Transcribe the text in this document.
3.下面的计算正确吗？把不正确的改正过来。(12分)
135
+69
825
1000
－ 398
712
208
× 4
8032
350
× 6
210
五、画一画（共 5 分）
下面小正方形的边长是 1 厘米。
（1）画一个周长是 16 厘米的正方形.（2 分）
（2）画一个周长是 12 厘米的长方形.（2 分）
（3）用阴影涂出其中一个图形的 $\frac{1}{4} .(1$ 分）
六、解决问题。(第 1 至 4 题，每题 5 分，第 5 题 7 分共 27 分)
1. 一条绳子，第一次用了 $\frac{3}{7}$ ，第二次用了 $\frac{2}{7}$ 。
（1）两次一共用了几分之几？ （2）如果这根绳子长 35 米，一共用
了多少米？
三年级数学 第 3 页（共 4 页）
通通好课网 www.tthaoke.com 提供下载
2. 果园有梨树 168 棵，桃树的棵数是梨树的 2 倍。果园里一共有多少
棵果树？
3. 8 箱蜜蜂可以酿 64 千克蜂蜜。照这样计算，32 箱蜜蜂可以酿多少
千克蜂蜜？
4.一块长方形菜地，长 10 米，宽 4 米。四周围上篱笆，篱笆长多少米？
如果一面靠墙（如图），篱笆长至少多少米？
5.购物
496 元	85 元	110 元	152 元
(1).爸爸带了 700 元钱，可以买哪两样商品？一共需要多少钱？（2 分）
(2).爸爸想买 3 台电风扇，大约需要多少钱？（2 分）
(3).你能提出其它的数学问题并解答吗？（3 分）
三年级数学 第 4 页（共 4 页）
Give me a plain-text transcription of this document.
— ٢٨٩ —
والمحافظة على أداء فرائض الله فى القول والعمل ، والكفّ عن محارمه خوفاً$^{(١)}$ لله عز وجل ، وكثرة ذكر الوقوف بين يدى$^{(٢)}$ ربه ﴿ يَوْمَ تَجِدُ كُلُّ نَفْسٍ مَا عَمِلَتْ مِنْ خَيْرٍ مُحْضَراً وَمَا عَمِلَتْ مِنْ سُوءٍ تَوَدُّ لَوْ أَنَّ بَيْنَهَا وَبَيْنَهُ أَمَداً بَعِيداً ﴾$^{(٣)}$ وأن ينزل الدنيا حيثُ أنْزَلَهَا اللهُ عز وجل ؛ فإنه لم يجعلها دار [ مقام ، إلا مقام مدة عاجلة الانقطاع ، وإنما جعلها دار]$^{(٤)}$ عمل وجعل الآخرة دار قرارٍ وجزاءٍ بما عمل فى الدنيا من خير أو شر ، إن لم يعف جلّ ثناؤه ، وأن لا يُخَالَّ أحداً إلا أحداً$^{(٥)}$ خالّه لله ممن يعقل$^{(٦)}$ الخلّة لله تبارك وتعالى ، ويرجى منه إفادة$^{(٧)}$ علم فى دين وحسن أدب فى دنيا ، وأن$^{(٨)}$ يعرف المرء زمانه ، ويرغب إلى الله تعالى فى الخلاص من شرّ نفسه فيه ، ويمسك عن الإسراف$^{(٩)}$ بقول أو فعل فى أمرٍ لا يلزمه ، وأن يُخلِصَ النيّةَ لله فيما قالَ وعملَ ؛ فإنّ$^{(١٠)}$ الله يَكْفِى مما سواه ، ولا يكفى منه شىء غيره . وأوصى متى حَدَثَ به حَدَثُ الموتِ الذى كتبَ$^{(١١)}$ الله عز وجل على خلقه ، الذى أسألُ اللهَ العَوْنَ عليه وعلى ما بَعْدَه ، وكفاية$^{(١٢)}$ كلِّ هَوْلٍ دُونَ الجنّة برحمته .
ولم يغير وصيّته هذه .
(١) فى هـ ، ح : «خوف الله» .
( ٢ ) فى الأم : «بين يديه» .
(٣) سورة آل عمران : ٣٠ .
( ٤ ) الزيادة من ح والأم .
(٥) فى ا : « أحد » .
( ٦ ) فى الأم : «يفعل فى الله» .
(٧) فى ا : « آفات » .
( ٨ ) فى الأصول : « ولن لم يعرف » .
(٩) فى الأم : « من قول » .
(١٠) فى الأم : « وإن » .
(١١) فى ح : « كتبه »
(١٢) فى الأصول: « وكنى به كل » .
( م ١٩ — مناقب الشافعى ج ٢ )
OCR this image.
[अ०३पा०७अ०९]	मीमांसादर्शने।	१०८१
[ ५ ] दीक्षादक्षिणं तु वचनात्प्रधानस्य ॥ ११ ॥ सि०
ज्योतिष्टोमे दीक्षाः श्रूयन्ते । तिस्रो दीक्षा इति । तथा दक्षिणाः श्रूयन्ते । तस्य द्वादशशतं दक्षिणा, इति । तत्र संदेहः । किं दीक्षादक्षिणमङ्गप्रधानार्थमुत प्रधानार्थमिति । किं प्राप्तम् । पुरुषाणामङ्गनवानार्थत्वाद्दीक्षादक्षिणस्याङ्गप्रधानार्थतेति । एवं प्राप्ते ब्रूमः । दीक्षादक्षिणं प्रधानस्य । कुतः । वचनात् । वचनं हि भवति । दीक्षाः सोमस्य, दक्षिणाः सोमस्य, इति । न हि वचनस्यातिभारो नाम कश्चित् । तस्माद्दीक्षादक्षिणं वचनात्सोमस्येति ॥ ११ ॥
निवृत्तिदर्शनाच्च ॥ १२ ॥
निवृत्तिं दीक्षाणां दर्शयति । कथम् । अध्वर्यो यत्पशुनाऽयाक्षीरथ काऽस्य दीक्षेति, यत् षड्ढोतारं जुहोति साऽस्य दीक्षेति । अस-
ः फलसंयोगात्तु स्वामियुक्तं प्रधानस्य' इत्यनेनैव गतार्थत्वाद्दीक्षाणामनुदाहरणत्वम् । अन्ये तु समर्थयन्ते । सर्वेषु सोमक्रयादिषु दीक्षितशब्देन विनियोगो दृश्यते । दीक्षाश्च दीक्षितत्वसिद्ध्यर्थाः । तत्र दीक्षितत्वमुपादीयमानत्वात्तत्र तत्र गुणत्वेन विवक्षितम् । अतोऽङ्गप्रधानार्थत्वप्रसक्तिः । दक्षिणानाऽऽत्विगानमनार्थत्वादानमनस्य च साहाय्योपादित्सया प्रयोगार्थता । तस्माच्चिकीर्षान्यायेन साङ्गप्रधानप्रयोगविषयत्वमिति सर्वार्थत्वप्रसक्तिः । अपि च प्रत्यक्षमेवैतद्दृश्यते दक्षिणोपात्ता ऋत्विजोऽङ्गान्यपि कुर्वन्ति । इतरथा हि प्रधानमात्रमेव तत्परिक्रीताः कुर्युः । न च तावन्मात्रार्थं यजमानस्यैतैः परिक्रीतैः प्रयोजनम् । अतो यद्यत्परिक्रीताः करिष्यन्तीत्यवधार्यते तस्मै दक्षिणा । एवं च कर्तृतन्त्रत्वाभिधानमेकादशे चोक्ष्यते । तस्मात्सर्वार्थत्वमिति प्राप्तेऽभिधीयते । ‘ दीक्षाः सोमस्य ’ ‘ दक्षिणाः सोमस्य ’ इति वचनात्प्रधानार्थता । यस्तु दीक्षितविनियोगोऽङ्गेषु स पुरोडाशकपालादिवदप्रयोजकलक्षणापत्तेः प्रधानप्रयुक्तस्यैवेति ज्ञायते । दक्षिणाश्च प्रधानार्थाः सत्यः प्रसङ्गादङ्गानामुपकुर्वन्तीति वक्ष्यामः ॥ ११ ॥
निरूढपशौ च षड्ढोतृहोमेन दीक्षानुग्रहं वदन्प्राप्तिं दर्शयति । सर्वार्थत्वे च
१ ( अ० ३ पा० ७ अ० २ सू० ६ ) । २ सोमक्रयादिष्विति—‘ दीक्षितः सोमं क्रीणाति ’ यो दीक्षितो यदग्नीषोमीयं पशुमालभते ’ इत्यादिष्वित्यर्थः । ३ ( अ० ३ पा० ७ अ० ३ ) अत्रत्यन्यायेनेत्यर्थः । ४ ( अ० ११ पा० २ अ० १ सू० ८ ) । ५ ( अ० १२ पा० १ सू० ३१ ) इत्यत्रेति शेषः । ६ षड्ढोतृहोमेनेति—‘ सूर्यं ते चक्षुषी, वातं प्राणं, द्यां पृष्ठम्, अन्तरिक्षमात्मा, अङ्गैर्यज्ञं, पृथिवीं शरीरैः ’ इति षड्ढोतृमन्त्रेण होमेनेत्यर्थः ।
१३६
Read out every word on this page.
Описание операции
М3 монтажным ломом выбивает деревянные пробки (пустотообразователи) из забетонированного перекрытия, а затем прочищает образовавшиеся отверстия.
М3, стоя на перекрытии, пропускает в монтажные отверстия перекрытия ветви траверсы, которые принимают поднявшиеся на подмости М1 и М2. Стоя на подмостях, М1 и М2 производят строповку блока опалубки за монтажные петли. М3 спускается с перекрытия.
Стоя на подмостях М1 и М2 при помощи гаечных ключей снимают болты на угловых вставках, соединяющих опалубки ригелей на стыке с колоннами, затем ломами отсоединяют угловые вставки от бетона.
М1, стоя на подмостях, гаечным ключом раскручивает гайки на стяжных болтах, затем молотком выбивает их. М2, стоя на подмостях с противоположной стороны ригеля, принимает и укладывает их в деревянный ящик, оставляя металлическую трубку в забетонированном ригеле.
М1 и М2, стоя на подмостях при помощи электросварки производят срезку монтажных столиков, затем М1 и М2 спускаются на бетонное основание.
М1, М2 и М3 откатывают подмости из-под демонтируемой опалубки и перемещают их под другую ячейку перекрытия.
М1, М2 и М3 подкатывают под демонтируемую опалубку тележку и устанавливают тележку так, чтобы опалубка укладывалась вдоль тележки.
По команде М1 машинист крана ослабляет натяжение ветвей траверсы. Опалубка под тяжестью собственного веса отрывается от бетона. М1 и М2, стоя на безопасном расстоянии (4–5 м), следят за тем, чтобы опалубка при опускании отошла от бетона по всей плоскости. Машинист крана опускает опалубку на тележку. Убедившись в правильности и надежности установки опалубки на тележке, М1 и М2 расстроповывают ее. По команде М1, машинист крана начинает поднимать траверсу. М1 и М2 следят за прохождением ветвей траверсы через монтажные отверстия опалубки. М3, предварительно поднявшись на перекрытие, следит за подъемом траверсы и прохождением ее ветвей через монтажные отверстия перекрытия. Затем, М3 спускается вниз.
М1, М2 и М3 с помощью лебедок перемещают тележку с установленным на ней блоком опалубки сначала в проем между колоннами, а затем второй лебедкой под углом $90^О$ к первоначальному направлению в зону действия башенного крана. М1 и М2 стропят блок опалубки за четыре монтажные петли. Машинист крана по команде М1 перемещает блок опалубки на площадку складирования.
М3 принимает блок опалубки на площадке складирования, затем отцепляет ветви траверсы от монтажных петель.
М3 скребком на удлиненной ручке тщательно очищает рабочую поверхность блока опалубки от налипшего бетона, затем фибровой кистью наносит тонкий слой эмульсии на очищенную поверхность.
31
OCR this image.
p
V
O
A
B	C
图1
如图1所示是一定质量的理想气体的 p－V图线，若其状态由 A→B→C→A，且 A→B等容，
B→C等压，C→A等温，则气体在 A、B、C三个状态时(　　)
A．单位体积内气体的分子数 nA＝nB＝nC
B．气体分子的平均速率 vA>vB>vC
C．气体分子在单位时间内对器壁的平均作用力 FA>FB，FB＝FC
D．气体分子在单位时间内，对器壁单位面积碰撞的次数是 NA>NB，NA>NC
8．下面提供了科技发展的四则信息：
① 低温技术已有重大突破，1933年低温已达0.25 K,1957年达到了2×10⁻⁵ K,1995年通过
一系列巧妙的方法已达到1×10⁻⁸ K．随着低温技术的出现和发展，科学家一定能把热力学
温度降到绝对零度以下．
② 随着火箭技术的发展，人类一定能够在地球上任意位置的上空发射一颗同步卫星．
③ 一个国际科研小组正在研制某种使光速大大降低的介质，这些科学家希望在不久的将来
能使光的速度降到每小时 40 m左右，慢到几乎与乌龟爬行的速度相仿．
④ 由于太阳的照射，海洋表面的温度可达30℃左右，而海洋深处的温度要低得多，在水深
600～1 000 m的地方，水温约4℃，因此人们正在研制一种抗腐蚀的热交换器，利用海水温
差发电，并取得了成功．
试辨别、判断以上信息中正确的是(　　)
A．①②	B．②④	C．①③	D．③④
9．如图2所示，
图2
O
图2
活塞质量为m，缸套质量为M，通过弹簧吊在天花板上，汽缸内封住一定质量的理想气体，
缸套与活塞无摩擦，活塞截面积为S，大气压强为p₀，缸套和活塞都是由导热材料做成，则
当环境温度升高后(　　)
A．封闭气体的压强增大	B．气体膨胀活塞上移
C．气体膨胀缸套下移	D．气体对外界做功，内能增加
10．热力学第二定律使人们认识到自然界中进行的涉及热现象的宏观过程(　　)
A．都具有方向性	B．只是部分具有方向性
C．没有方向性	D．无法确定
-*-*-
→ **Task instructions**: Show every line from the entries above in which the word "блока" appears.

→ **Solved problem**:
М3, стоя на перекрытии, пропускает в монтажные отверстия перекрытия ветви траверсы, которые принимают поднявшиеся на подмости М1 и М2. Стоя на подмостях, М1 и М2 производят строповку блока опалубки за монтажные петли. М3 спускается с перекрытия.
М3 скребком на удлиненной ручке тщательно очищает рабочую поверхность блока опалубки от налипшего бетона, затем фибровой кистью наносит тонкий слой эмульсии на очищенную поверхность.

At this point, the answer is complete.